• Records for processing:
========

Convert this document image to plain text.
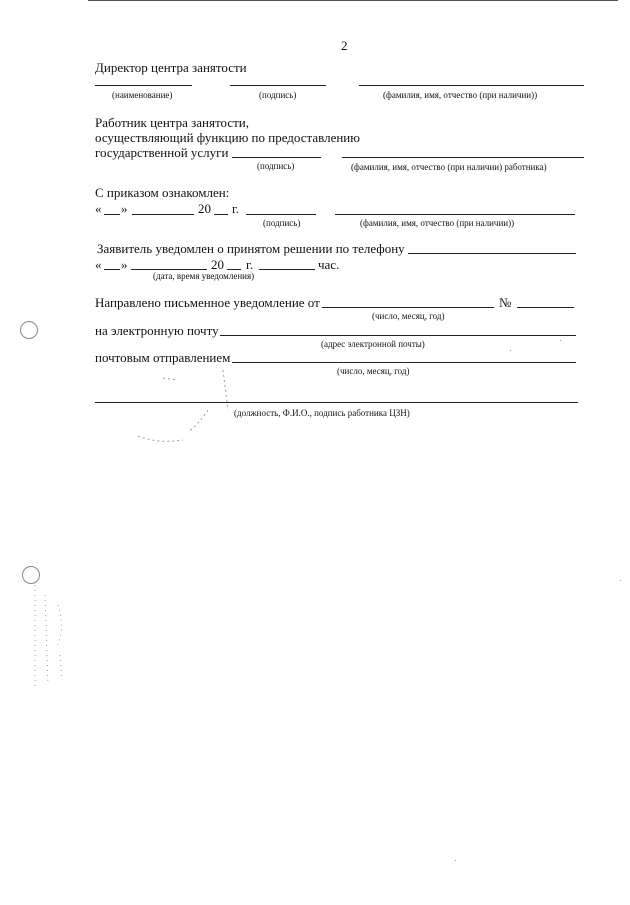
2
Директор центра занятости
(наименование)	(подпись)	(фамилия, имя, отчество (при наличии))
Работник центра занятости,
осуществляющий функцию по предоставлению
государственной услуги
(подпись)	(фамилия, имя, отчество (при наличии) работника)
С приказом ознакомлен:
« »	20 г.
(подпись)	(фамилия, имя, отчество (при наличии))
Заявитель уведомлен о принятом решении по телефону
« »	20 г.	час.
(дата, время уведомления)
Направлено письменное уведомление от	№
(число, месяц, год)
на электронную почту
(адрес электронной почты)
почтовым отправлением
(число, месяц, год)
(должность, Ф.И.О., подпись работника ЦЗН)
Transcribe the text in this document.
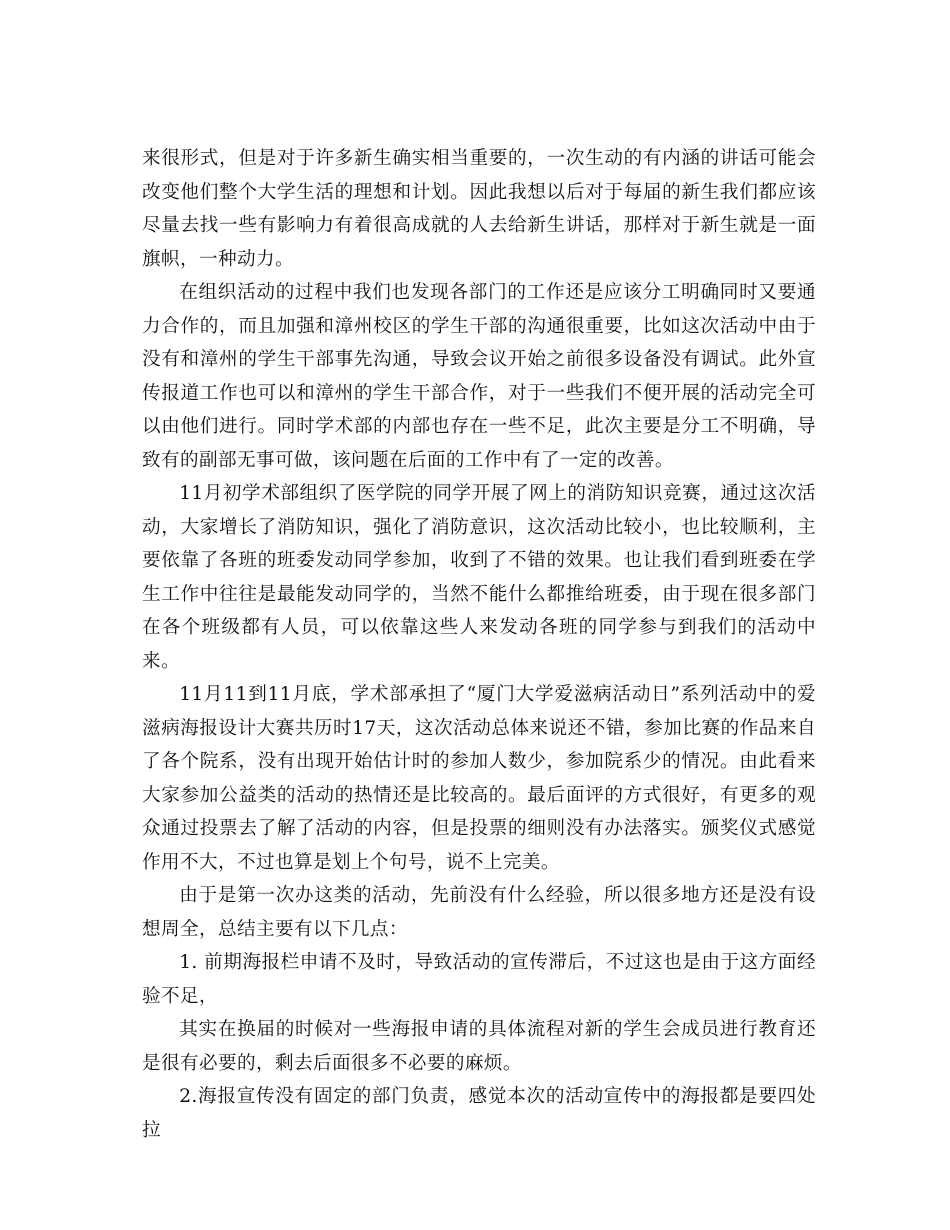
来很形式，但是对于许多新生确实相当重要的，一次生动的有内涵的讲话可能会改变他们整个大学生活的理想和计划。因此我想以后对于每届的新生我们都应该尽量去找一些有影响力有着很高成就的人去给新生讲话，那样对于新生就是一面旗帜，一种动力。

在组织活动的过程中我们也发现各部门的工作还是应该分工明确同时又要通力合作的，而且加强和漳州校区的学生干部的沟通很重要，比如这次活动中由于没有和漳州的学生干部事先沟通，导致会议开始之前很多设备没有调试。此外宣传报道工作也可以和漳州的学生干部合作，对于一些我们不便开展的活动完全可以由他们进行。同时学术部的内部也存在一些不足，此次主要是分工不明确，导致有的副部无事可做，该问题在后面的工作中有了一定的改善。

11月初学术部组织了医学院的同学开展了网上的消防知识竞赛，通过这次活动，大家增长了消防知识，强化了消防意识，这次活动比较小，也比较顺利，主要依靠了各班的班委发动同学参加，收到了不错的效果。也让我们看到班委在学生工作中往往是最能发动同学的，当然不能什么都推给班委，由于现在很多部门在各个班级都有人员，可以依靠这些人来发动各班的同学参与到我们的活动中来。

11月11到11月底，学术部承担了“厦门大学爱滋病活动日”系列活动中的爱滋病海报设计大赛共历时17天，这次活动总体来说还不错，参加比赛的作品来自了各个院系，没有出现开始估计时的参加人数少，参加院系少的情况。由此看来大家参加公益类的活动的热情还是比较高的。最后面评的方式很好，有更多的观众通过投票去了解了活动的内容，但是投票的细则没有办法落实。颁奖仪式感觉作用不大，不过也算是划上个句号，说不上完美。

由于是第一次办这类的活动，先前没有什么经验，所以很多地方还是没有设想周全，总结主要有以下几点：

1. 前期海报栏申请不及时，导致活动的宣传滞后，不过这也是由于这方面经验不足，

其实在换届的时候对一些海报申请的具体流程对新的学生会成员进行教育还是很有必要的，剩去后面很多不必要的麻烦。

2.海报宣传没有固定的部门负责，感觉本次的活动宣传中的海报都是要四处拉
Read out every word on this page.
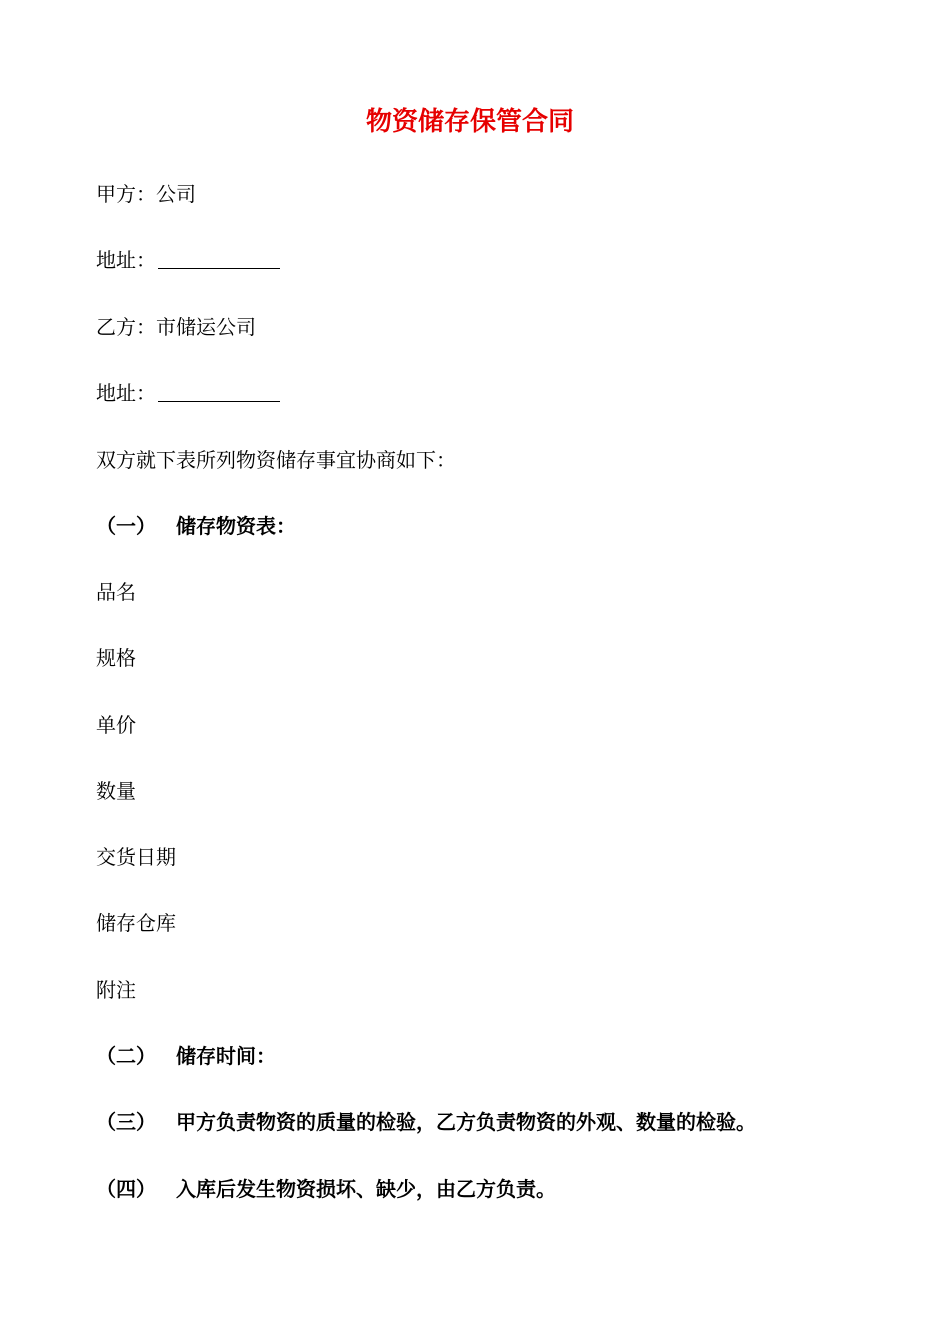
物资储存保管合同
甲方：公司
地址：
乙方：市储运公司
地址：
双方就下表所列物资储存事宜协商如下：
（一） 储存物资表：
品名
规格
单价
数量
交货日期
储存仓库
附注
（二） 储存时间：
（三） 甲方负责物资的质量的检验，乙方负责物资的外观、数量的检验。
（四） 入库后发生物资损坏、缺少，由乙方负责。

========

• Exercise:
Copy each line above that contains the word "document".

• Written solution:
Convert this document image to plain text.
Transcribe the text in this document.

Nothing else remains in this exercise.